Task instructions ▸ Scan the listing below for the word "Sensitivity" and copy every line that has it.

Data to use ▸
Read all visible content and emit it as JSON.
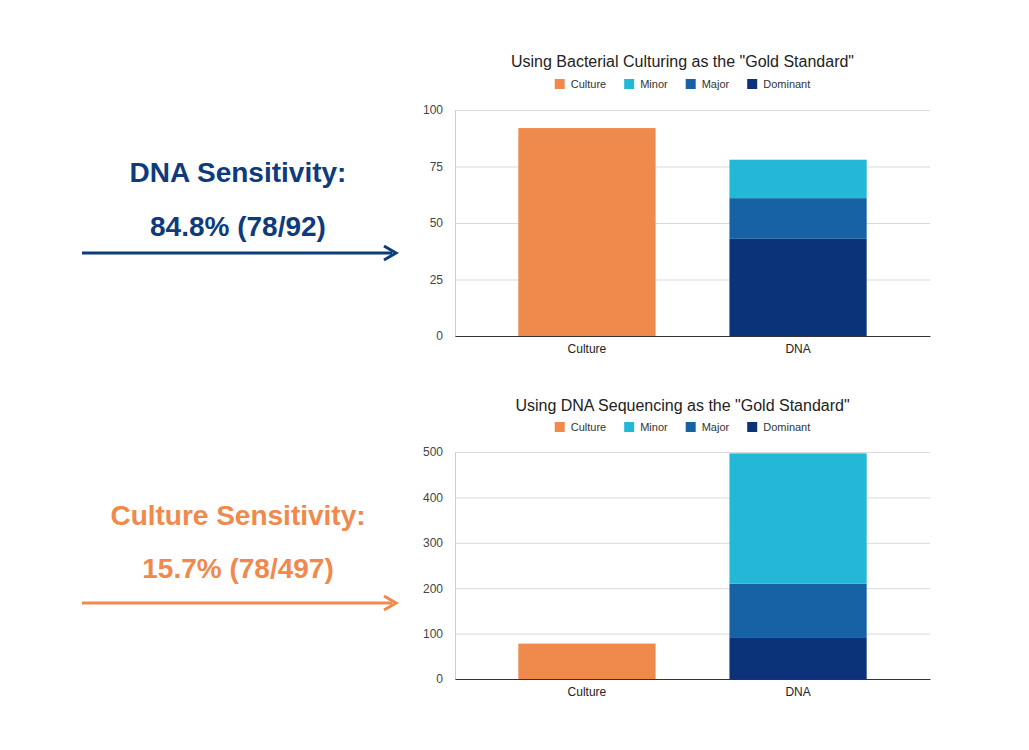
{
  "chart_data": [
    {
      "type": "bar",
      "title": "Using Bacterial Culturing as the \"Gold Standard\"",
      "categories": [
        "Culture",
        "DNA"
      ],
      "series": [
        {
          "name": "Culture",
          "color": "#f0894c",
          "values": [
            92,
            null
          ]
        },
        {
          "name": "Minor",
          "color": "#22b8d6",
          "values": [
            null,
            17
          ]
        },
        {
          "name": "Major",
          "color": "#1762a4",
          "values": [
            null,
            18
          ]
        },
        {
          "name": "Dominant",
          "color": "#0b3379",
          "values": [
            null,
            43
          ]
        }
      ],
      "ylim": [
        0,
        100
      ],
      "yticks": [
        0,
        25,
        50,
        75,
        100
      ],
      "stacked": true,
      "grid": true,
      "legend": "top",
      "annotations": [
        "DNA Sensitivity:",
        "84.8% (78/92)"
      ]
    },
    {
      "type": "bar",
      "title": "Using DNA Sequencing as the \"Gold Standard\"",
      "categories": [
        "Culture",
        "DNA"
      ],
      "series": [
        {
          "name": "Culture",
          "color": "#f0894c",
          "values": [
            78,
            null
          ]
        },
        {
          "name": "Minor",
          "color": "#22b8d6",
          "values": [
            null,
            287
          ]
        },
        {
          "name": "Major",
          "color": "#1762a4",
          "values": [
            null,
            118
          ]
        },
        {
          "name": "Dominant",
          "color": "#0b3379",
          "values": [
            null,
            92
          ]
        }
      ],
      "ylim": [
        0,
        500
      ],
      "yticks": [
        0,
        100,
        200,
        300,
        400,
        500
      ],
      "stacked": true,
      "grid": true,
      "legend": "top",
      "annotations": [
        "Culture Sensitivity:",
        "15.7% (78/497)"
      ]
    }
  ]
}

Written answer ▸
        "DNA Sensitivity:",
        "Culture Sensitivity:",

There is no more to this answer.